● Task requirements: Repeat each entry word for word. Leave any images out of the copy.

* * *

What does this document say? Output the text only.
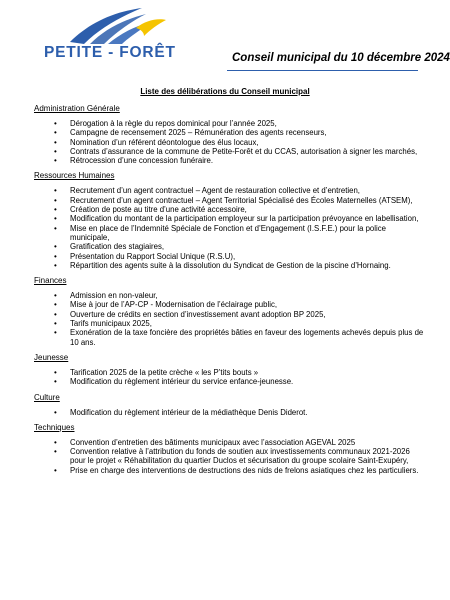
PETITE - FORÊT	Conseil municipal du 10 décembre 2024
Liste des délibérations du Conseil municipal
Administration Générale
• Dérogation à la règle du repos dominical pour l’année 2025,
• Campagne de recensement 2025 – Rémunération des agents recenseurs,
• Nomination d’un référent déontologue des élus locaux,
• Contrats d’assurance de la commune de Petite-Forêt et du CCAS, autorisation à signer les marchés,
• Rétrocession d’une concession funéraire.
Ressources Humaines
• Recrutement d’un agent contractuel – Agent de restauration collective et d’entretien,
• Recrutement d’un agent contractuel – Agent Territorial Spécialisé des Écoles Maternelles (ATSEM),
• Création de poste au titre d’une activité accessoire,
• Modification du montant de la participation employeur sur la participation prévoyance en labellisation,
• Mise en place de l’Indemnité Spéciale de Fonction et d’Engagement (I.S.F.E.) pour la police municipale,
• Gratification des stagiaires,
• Présentation du Rapport Social Unique (R.S.U),
• Répartition des agents suite à la dissolution du Syndicat de Gestion de la piscine d’Hornaing.
Finances
• Admission en non-valeur,
• Mise à jour de l’AP-CP - Modernisation de l’éclairage public,
• Ouverture de crédits en section d’investissement avant adoption BP 2025,
• Tarifs municipaux 2025,
• Exonération de la taxe foncière des propriétés bâties en faveur des logements achevés depuis plus de 10 ans.
Jeunesse
• Tarification 2025 de la petite crèche « les P’tits bouts »
• Modification du règlement intérieur du service enfance-jeunesse.
Culture
• Modification du règlement intérieur de la médiathèque Denis Diderot.
Techniques
• Convention d’entretien des bâtiments municipaux avec l’association AGEVAL 2025
• Convention relative à l’attribution du fonds de soutien aux investissements communaux 2021-2026 pour le projet « Réhabilitation du quartier Duclos et sécurisation du groupe scolaire Saint-Exupéry,
• Prise en charge des interventions de destructions des nids de frelons asiatiques chez les particuliers.
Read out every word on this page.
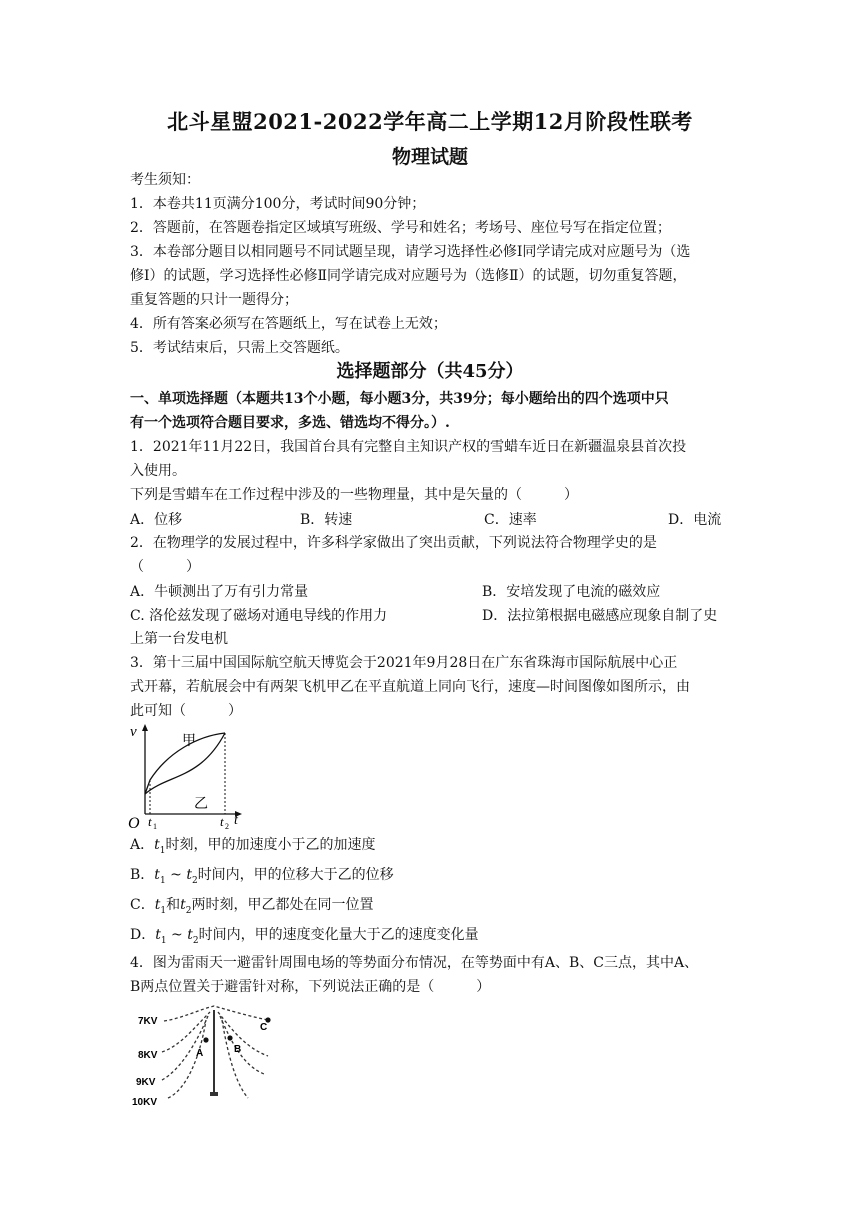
北斗星盟2021-2022学年高二上学期12月阶段性联考
物理试题
考生须知：
1．本卷共11页满分100分，考试时间90分钟；
2．答题前，在答题卷指定区域填写班级、学号和姓名；考场号、座位号写在指定位置；
3．本卷部分题目以相同题号不同试题呈现，请学习选择性必修Ⅰ同学请完成对应题号为（选
修Ⅰ）的试题，学习选择性必修Ⅱ同学请完成对应题号为（选修Ⅱ）的试题，切勿重复答题，
重复答题的只计一题得分；
4．所有答案必须写在答题纸上，写在试卷上无效；
5．考试结束后，只需上交答题纸。
选择题部分（共45分）
一、单项选择题（本题共13个小题，每小题3分，共39分；每小题给出的四个选项中只
有一个选项符合题目要求，多选、错选均不得分。）.
1．2021年11月22日，我国首台具有完整自主知识产权的雪蜡车近日在新疆温泉县首次投
入使用。
下列是雪蜡车在工作过程中涉及的一些物理量，其中是矢量的（　　　）
A．位移	B．转速	C．速率	D．电流
2．在物理学的发展过程中，许多科学家做出了突出贡献，下列说法符合物理学史的是
（　　　）
A．牛顿测出了万有引力常量	B．安培发现了电流的磁效应
C. 洛伦兹发现了磁场对通电导线的作用力	D．法拉第根据电磁感应现象自制了史
上第一台发电机
3．第十三届中国国际航空航天博览会于2021年9月28日在广东省珠海市国际航展中心正
式开幕，若航展会中有两架飞机甲乙在平直航道上同向飞行，速度—时间图像如图所示，由
此可知（　　　）
v
O t 1	t 2 t
甲
乙
A．$t_1$时刻，甲的加速度小于乙的加速度
B．$t_1$ ~ $t_2$时间内，甲的位移大于乙的位移
C．$t_1$和$t_2$两时刻，甲乙都处在同一位置
D．$t_1$ ~ $t_2$时间内，甲的速度变化量大于乙的速度变化量
4．图为雷雨天一避雷针周围电场的等势面分布情况，在等势面中有A、B、C三点，其中A、
B两点位置关于避雷针对称，下列说法正确的是（　　　）
C
A	B
7KV
8KV
9KV
10KV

* * *

● Solution to the exercise:
What does this document say? Output the text only.
PETITE - FORÊT	Conseil municipal du 10 décembre 2024
Liste des délibérations du Conseil municipal
Administration Générale
• Dérogation à la règle du repos dominical pour l’année 2025,
• Campagne de recensement 2025 – Rémunération des agents recenseurs,
• Nomination d’un référent déontologue des élus locaux,
• Contrats d’assurance de la commune de Petite-Forêt et du CCAS, autorisation à signer les marchés,
• Rétrocession d’une concession funéraire.
Ressources Humaines
• Recrutement d’un agent contractuel – Agent de restauration collective et d’entretien,
• Recrutement d’un agent contractuel – Agent Territorial Spécialisé des Écoles Maternelles (ATSEM),
• Création de poste au titre d’une activité accessoire,
• Modification du montant de la participation employeur sur la participation prévoyance en labellisation,
• Mise en place de l’Indemnité Spéciale de Fonction et d’Engagement (I.S.F.E.) pour la police municipale,
• Gratification des stagiaires,
• Présentation du Rapport Social Unique (R.S.U),
• Répartition des agents suite à la dissolution du Syndicat de Gestion de la piscine d’Hornaing.
Finances
• Admission en non-valeur,
• Mise à jour de l’AP-CP - Modernisation de l’éclairage public,
• Ouverture de crédits en section d’investissement avant adoption BP 2025,
• Tarifs municipaux 2025,
• Exonération de la taxe foncière des propriétés bâties en faveur des logements achevés depuis plus de 10 ans.
Jeunesse
• Tarification 2025 de la petite crèche « les P’tits bouts »
• Modification du règlement intérieur du service enfance-jeunesse.
Culture
• Modification du règlement intérieur de la médiathèque Denis Diderot.
Techniques
• Convention d’entretien des bâtiments municipaux avec l’association AGEVAL 2025
• Convention relative à l’attribution du fonds de soutien aux investissements communaux 2021-2026 pour le projet « Réhabilitation du quartier Duclos et sécurisation du groupe scolaire Saint-Exupéry,
• Prise en charge des interventions de destructions des nids de frelons asiatiques chez les particuliers.
Read out every word on this page.
北斗星盟2021-2022学年高二上学期12月阶段性联考
物理试题
考生须知：
1．本卷共11页满分100分，考试时间90分钟；
2．答题前，在答题卷指定区域填写班级、学号和姓名；考场号、座位号写在指定位置；
3．本卷部分题目以相同题号不同试题呈现，请学习选择性必修Ⅰ同学请完成对应题号为（选
修Ⅰ）的试题，学习选择性必修Ⅱ同学请完成对应题号为（选修Ⅱ）的试题，切勿重复答题，
重复答题的只计一题得分；
4．所有答案必须写在答题纸上，写在试卷上无效；
5．考试结束后，只需上交答题纸。
选择题部分（共45分）
一、单项选择题（本题共13个小题，每小题3分，共39分；每小题给出的四个选项中只
有一个选项符合题目要求，多选、错选均不得分。）.
1．2021年11月22日，我国首台具有完整自主知识产权的雪蜡车近日在新疆温泉县首次投
入使用。
下列是雪蜡车在工作过程中涉及的一些物理量，其中是矢量的（　　　）
A．位移	B．转速	C．速率	D．电流
2．在物理学的发展过程中，许多科学家做出了突出贡献，下列说法符合物理学史的是
（　　　）
A．牛顿测出了万有引力常量	B．安培发现了电流的磁效应
C. 洛伦兹发现了磁场对通电导线的作用力	D．法拉第根据电磁感应现象自制了史
上第一台发电机
3．第十三届中国国际航空航天博览会于2021年9月28日在广东省珠海市国际航展中心正
式开幕，若航展会中有两架飞机甲乙在平直航道上同向飞行，速度—时间图像如图所示，由
此可知（　　　）
v
O t 1	t 2 t
甲
乙
A．$t_1$时刻，甲的加速度小于乙的加速度
B．$t_1$ ~ $t_2$时间内，甲的位移大于乙的位移
C．$t_1$和$t_2$两时刻，甲乙都处在同一位置
D．$t_1$ ~ $t_2$时间内，甲的速度变化量大于乙的速度变化量
4．图为雷雨天一避雷针周围电场的等势面分布情况，在等势面中有A、B、C三点，其中A、
B两点位置关于避雷针对称，下列说法正确的是（　　　）
C
A	B
7KV
8KV
9KV
10KV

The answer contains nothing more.